▸ **THE REQUEST**
Copy the data precisely, character for character, and leave out every picture.

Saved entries
====

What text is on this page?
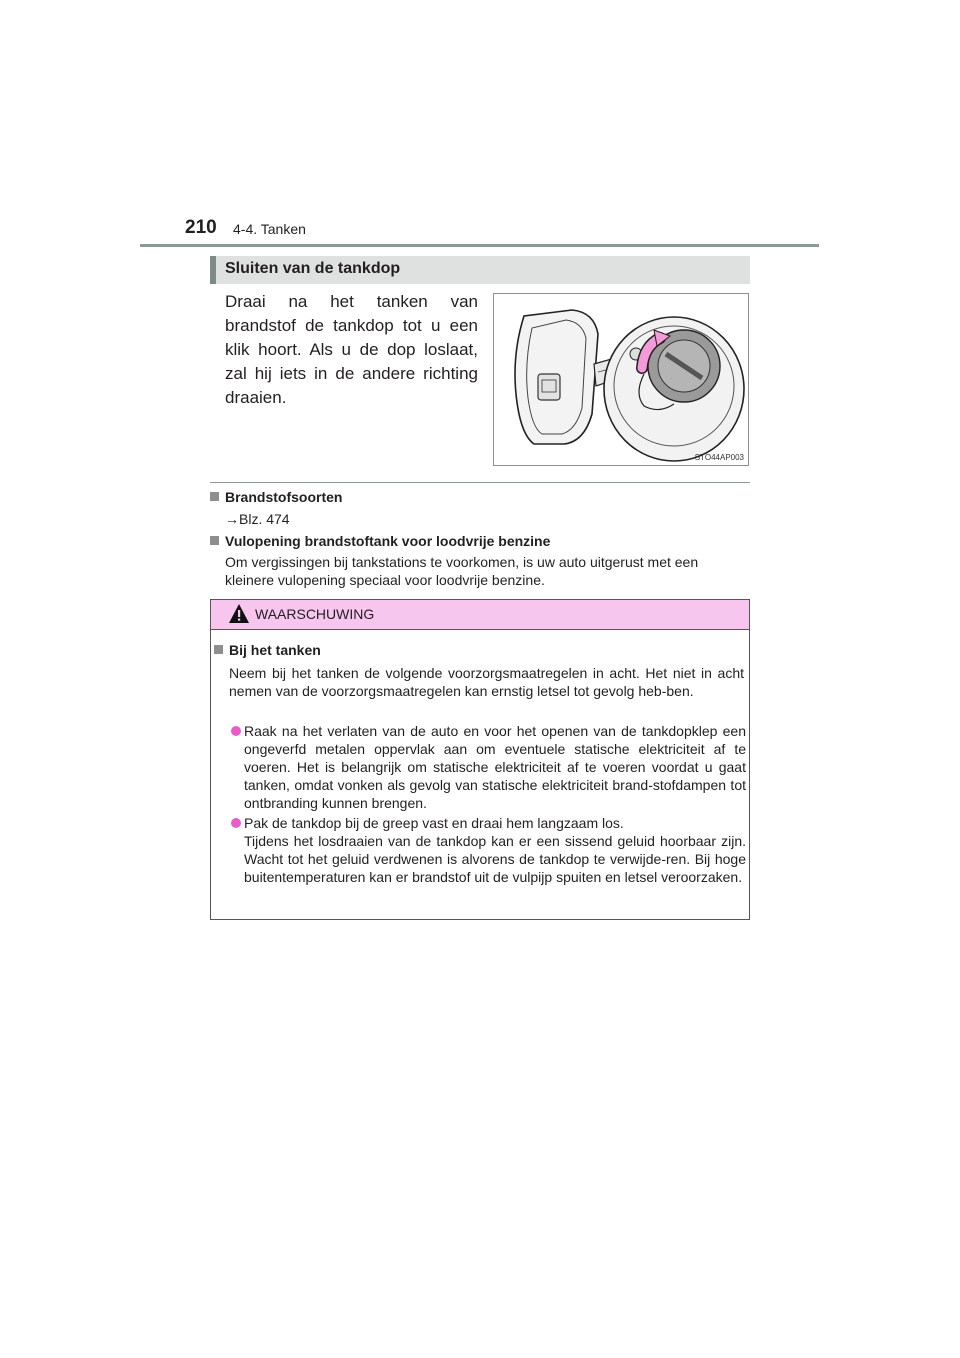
210 4-4. Tanken
Sluiten van de tankdop
Draai na het tanken van brandstof de tankdop tot u een klik hoort. Als u de dop loslaat, zal hij iets in de andere richting draaien.
STO44AP003
Brandstofsoorten
→Blz. 474
Vulopening brandstoftank voor loodvrije benzine
Om vergissingen bij tankstations te voorkomen, is uw auto uitgerust met een kleinere vulopening speciaal voor loodvrije benzine.
WAARSCHUWING
Bij het tanken
Neem bij het tanken de volgende voorzorgsmaatregelen in acht. Het niet in acht nemen van de voorzorgsmaatregelen kan ernstig letsel tot gevolg heb-ben.
Raak na het verlaten van de auto en voor het openen van de tankdopklep een ongeverfd metalen oppervlak aan om eventuele statische elektriciteit af te voeren. Het is belangrijk om statische elektriciteit af te voeren voordat u gaat tanken, omdat vonken als gevolg van statische elektriciteit brand-stofdampen tot ontbranding kunnen brengen.
Pak de tankdop bij de greep vast en draai hem langzaam los.
Tijdens het losdraaien van de tankdop kan er een sissend geluid hoorbaar zijn. Wacht tot het geluid verdwenen is alvorens de tankdop te verwijde-ren. Bij hoge buitentemperaturen kan er brandstof uit de vulpijp spuiten en letsel veroorzaken.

====

▸ **OUTPUT BELOW**
What text is on this page?
210 4-4. Tanken
Sluiten van de tankdop
Draai na het tanken van brandstof de tankdop tot u een klik hoort. Als u de dop loslaat, zal hij iets in de andere richting draaien.
STO44AP003
Brandstofsoorten
→Blz. 474
Vulopening brandstoftank voor loodvrije benzine
Om vergissingen bij tankstations te voorkomen, is uw auto uitgerust met een kleinere vulopening speciaal voor loodvrije benzine.
WAARSCHUWING
Bij het tanken
Neem bij het tanken de volgende voorzorgsmaatregelen in acht. Het niet in acht nemen van de voorzorgsmaatregelen kan ernstig letsel tot gevolg heb-ben.
Raak na het verlaten van de auto en voor het openen van de tankdopklep een ongeverfd metalen oppervlak aan om eventuele statische elektriciteit af te voeren. Het is belangrijk om statische elektriciteit af te voeren voordat u gaat tanken, omdat vonken als gevolg van statische elektriciteit brand-stofdampen tot ontbranding kunnen brengen.
Pak de tankdop bij de greep vast en draai hem langzaam los.
Tijdens het losdraaien van de tankdop kan er een sissend geluid hoorbaar zijn. Wacht tot het geluid verdwenen is alvorens de tankdop te verwijde-ren. Bij hoge buitentemperaturen kan er brandstof uit de vulpijp spuiten en letsel veroorzaken.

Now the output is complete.